# Listed records
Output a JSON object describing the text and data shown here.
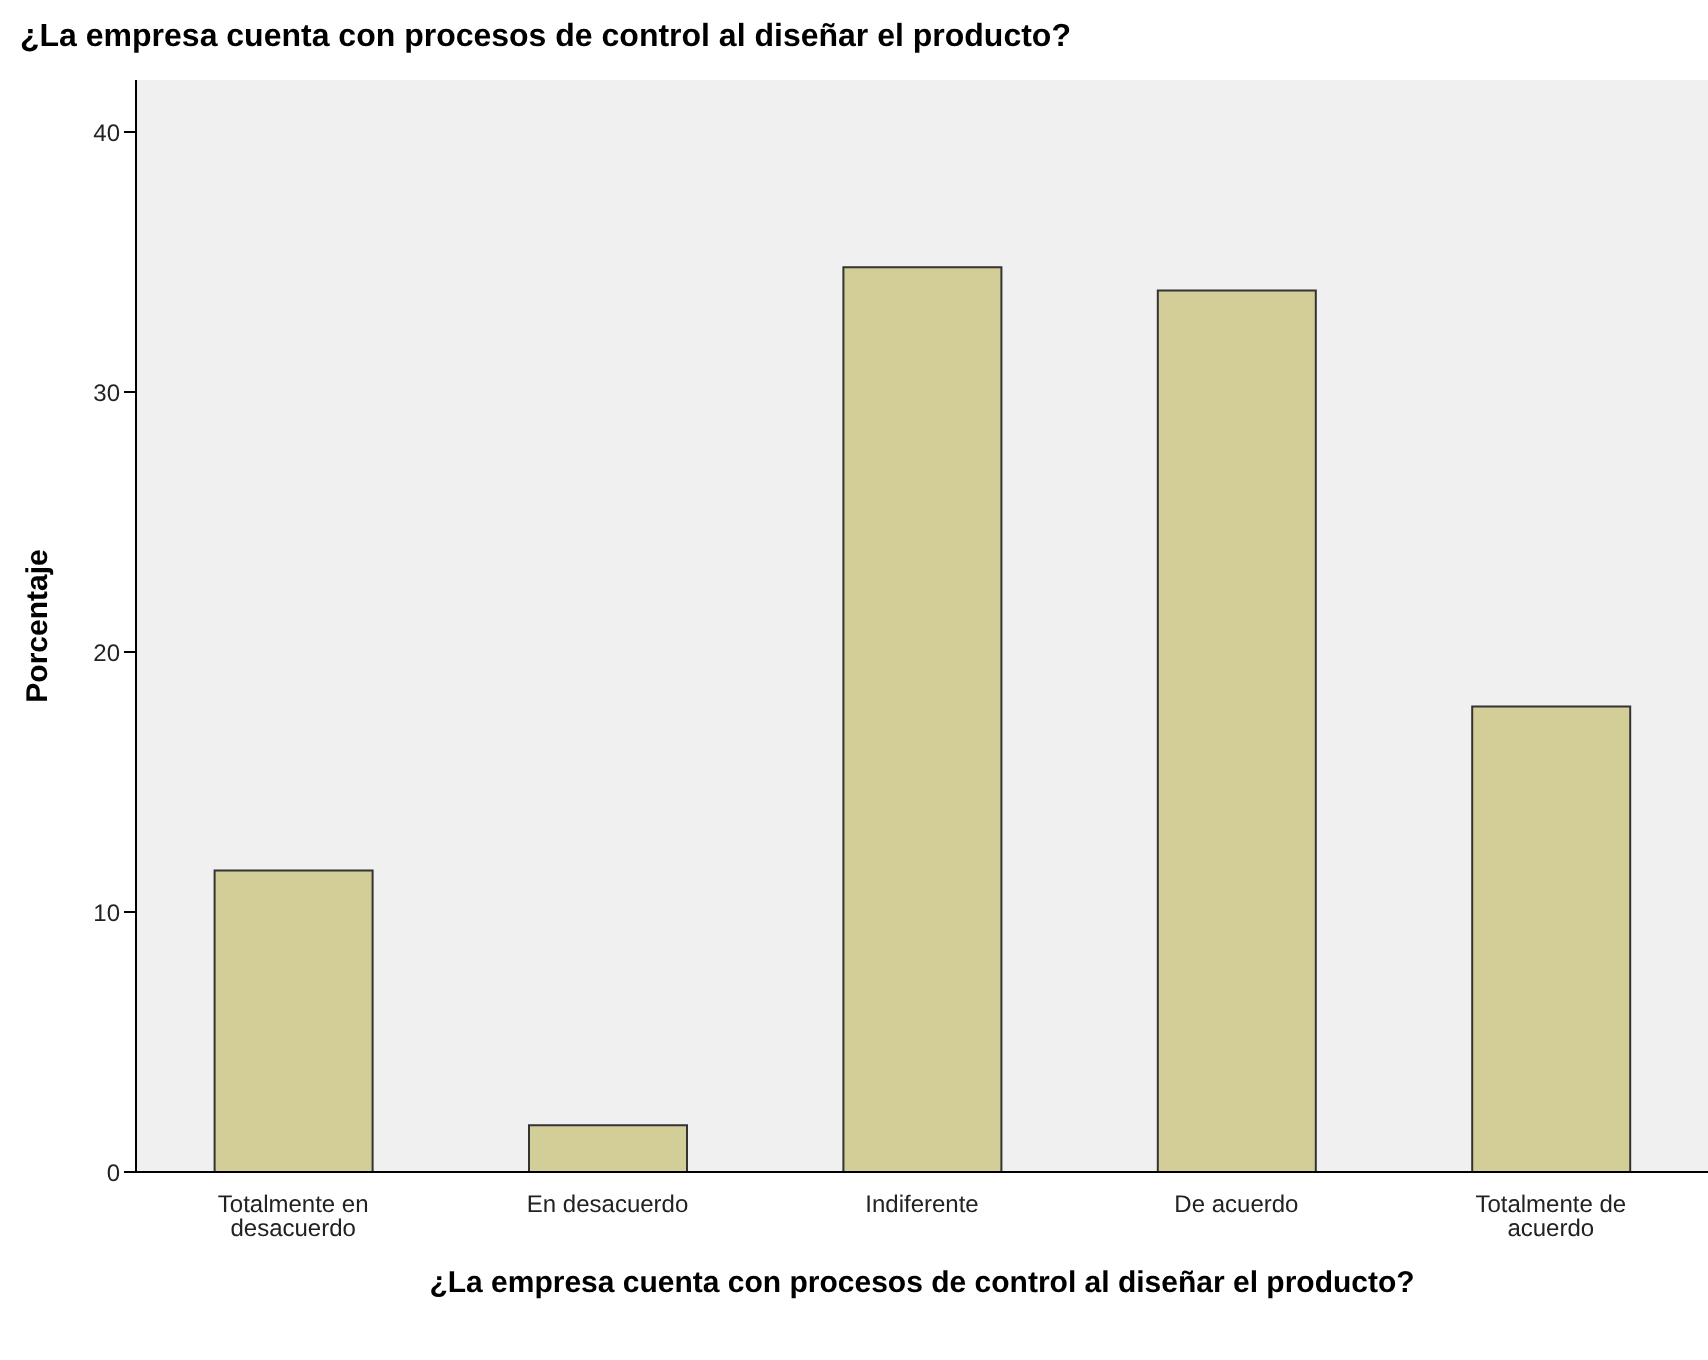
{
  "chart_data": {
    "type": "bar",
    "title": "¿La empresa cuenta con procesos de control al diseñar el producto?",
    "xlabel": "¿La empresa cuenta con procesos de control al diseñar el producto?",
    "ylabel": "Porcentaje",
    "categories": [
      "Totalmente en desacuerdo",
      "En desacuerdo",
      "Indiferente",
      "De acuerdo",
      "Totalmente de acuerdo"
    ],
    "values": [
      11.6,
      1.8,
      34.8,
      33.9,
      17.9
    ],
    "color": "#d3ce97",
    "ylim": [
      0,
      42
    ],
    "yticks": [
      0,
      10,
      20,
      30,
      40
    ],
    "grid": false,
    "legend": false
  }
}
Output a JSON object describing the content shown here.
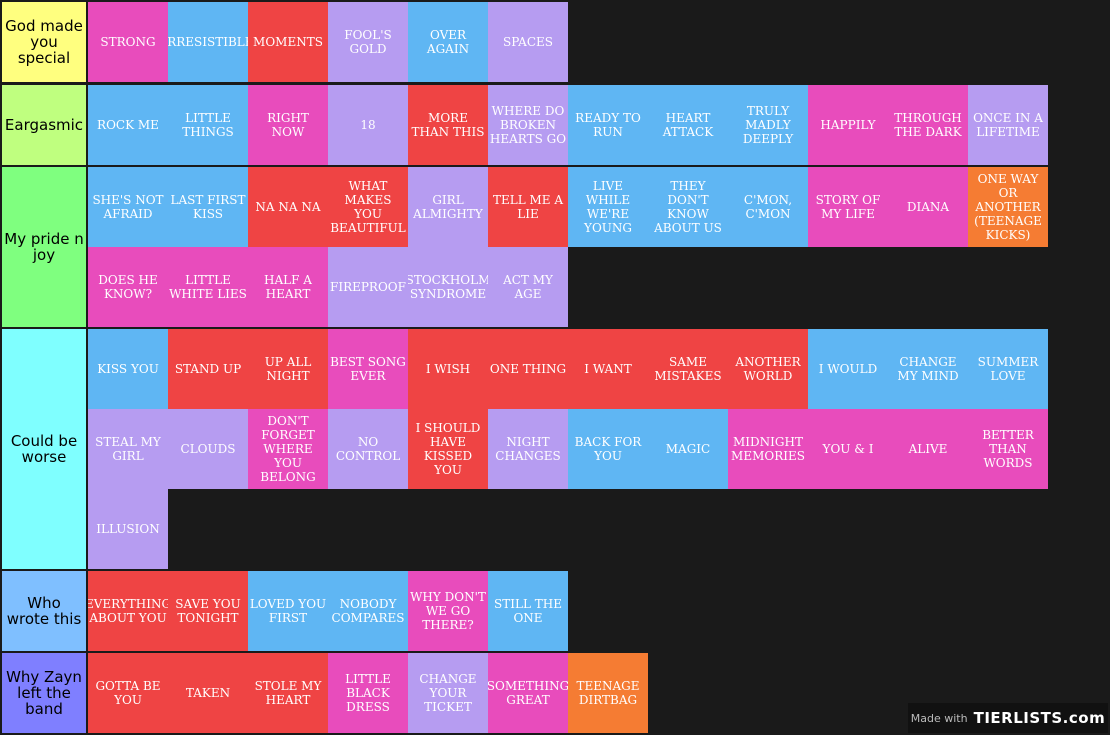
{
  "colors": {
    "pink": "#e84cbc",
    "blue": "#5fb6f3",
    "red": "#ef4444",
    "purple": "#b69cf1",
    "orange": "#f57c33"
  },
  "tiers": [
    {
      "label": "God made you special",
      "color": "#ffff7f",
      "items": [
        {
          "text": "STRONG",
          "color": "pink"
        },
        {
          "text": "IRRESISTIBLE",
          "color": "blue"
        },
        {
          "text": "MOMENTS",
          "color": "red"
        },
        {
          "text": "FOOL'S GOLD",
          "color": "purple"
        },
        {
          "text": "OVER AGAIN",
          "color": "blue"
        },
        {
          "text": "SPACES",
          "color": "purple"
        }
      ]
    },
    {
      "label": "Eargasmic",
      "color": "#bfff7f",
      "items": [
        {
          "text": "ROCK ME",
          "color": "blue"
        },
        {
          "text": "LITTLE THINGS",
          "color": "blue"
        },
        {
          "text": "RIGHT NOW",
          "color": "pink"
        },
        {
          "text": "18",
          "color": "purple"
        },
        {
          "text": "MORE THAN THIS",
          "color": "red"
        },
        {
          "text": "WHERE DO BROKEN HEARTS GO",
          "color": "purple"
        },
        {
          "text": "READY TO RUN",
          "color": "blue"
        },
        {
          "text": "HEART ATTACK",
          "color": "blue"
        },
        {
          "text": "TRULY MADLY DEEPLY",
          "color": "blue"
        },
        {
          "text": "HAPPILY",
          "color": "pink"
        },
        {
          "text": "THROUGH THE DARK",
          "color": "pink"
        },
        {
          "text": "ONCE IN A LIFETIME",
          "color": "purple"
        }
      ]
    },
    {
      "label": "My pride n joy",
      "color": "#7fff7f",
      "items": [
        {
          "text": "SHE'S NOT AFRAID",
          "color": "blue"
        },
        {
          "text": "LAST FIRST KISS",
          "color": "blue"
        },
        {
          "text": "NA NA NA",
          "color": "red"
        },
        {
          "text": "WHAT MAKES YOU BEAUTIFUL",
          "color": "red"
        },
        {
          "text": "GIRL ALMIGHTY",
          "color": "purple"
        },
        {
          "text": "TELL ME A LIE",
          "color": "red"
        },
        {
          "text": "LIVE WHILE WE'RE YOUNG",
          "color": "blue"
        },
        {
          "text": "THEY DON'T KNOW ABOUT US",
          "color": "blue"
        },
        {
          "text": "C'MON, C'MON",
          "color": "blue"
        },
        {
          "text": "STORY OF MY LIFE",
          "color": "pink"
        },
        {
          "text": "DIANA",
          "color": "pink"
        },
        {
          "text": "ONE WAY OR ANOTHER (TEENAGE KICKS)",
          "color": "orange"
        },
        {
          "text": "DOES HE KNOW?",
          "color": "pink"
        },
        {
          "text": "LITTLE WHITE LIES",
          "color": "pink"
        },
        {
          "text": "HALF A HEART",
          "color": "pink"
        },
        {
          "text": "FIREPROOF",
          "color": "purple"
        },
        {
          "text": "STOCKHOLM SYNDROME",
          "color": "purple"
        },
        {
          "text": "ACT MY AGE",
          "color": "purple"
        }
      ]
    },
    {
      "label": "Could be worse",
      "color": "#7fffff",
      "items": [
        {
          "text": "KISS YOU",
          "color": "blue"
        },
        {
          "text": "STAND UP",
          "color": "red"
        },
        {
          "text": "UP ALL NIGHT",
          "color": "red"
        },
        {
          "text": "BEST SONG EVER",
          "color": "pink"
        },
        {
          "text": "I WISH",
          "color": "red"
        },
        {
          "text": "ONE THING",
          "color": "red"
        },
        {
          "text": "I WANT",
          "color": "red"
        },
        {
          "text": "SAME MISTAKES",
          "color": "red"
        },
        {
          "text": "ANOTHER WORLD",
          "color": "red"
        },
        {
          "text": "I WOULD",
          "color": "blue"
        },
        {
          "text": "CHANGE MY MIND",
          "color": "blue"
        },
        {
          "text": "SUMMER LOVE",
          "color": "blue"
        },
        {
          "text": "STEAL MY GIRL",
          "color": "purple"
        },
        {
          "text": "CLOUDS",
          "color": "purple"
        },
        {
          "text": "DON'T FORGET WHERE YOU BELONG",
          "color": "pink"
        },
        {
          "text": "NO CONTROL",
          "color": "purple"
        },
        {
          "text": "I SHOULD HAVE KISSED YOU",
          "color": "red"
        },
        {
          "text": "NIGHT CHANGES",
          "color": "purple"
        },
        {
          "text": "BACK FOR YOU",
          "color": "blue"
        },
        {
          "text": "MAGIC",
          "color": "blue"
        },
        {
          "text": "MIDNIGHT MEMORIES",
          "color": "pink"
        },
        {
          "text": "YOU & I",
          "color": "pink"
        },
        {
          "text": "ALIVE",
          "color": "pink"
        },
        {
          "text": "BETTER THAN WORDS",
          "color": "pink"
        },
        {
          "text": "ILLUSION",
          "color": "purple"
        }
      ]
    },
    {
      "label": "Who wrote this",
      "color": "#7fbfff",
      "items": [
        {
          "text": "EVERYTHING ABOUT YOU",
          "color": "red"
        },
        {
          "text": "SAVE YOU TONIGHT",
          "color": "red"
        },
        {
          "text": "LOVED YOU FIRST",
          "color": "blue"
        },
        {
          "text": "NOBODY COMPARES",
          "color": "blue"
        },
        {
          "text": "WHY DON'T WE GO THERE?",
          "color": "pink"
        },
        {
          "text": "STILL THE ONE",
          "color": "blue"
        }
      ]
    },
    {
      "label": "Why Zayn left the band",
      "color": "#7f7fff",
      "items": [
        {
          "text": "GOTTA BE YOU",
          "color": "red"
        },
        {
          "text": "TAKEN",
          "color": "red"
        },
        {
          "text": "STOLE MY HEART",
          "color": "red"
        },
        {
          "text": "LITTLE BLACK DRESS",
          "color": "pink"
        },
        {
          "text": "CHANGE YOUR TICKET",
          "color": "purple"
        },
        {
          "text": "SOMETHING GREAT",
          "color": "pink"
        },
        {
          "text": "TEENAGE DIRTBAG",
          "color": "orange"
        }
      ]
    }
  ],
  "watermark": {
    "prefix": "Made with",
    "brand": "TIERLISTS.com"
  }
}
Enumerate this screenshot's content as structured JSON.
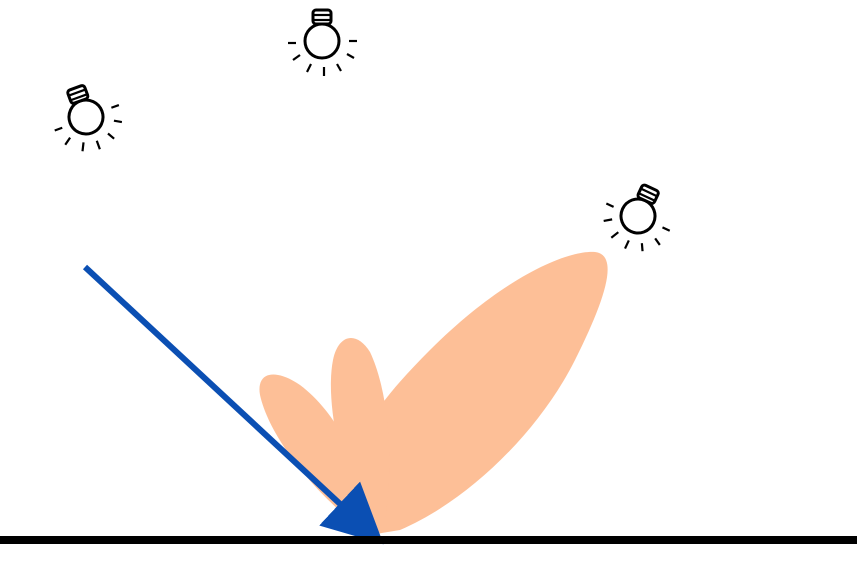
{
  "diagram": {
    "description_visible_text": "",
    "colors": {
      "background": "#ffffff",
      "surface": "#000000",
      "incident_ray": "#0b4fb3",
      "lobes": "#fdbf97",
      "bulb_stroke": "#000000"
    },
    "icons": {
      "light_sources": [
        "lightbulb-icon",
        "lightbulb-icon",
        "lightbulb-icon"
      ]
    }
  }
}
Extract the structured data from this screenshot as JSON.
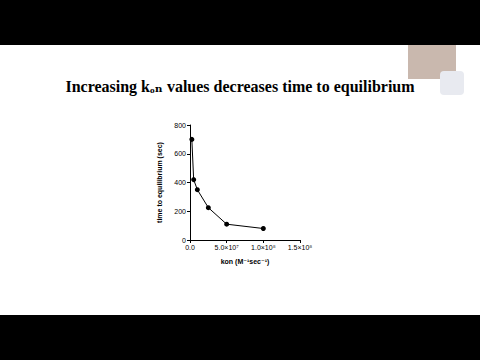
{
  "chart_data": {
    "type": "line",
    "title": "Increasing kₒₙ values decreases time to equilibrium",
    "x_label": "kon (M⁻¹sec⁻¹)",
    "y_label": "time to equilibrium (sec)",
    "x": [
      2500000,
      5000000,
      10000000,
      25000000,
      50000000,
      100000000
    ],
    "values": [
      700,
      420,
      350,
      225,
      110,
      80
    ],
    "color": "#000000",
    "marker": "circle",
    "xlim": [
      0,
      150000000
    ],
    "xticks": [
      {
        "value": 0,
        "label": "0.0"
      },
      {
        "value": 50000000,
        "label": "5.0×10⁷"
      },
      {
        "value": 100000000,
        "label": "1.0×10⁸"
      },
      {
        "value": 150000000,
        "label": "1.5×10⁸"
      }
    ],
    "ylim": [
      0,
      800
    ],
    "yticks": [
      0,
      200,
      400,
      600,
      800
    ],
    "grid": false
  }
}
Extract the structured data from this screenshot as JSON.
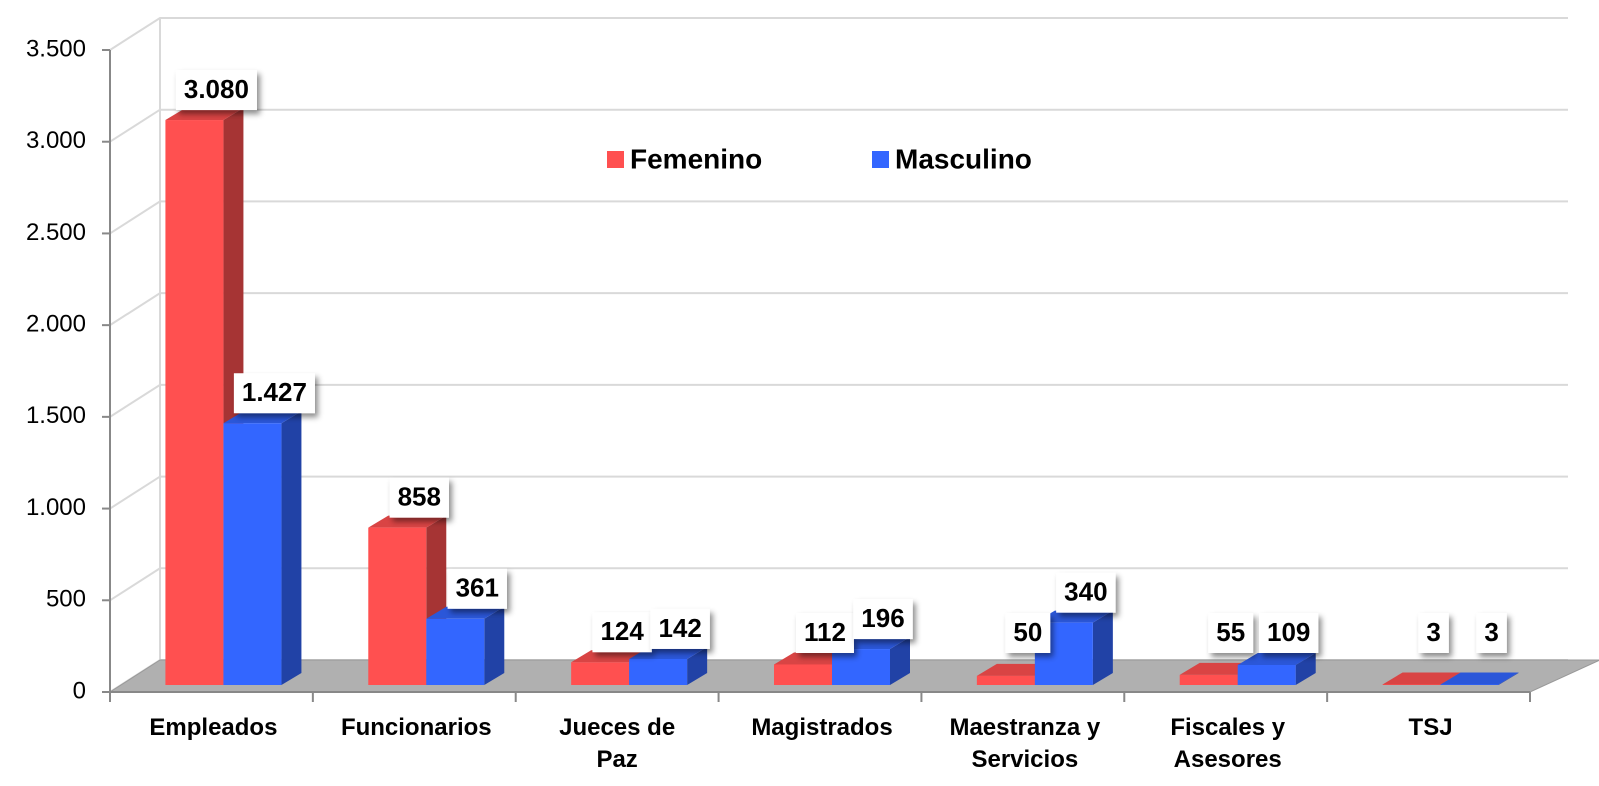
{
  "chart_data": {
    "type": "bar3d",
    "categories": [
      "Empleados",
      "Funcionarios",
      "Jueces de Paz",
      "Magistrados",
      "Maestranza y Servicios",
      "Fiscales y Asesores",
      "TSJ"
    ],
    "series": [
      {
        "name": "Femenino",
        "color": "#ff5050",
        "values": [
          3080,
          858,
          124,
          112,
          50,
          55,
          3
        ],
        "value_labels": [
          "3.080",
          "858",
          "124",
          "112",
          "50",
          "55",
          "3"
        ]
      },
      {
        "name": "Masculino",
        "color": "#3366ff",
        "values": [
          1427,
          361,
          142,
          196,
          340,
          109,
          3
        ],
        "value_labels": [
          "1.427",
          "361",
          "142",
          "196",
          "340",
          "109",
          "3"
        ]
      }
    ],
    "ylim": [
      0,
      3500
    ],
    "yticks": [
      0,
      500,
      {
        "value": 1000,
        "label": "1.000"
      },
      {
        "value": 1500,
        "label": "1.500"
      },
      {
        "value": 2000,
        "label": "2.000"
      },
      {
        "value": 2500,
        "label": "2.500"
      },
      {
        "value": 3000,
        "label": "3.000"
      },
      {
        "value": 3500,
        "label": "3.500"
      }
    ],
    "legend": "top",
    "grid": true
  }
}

# Your goal
Search the entries for the word "JSON" and copy every line that has it.

# Problem solution
Output a JSON object describing the text and data shown here.
Output a JSON object describing the content shown here.
Enumerate this screenshot's content as structured JSON.
Extract the structured data from this screenshot as JSON.
Extract the structured data from this screenshot as JSON.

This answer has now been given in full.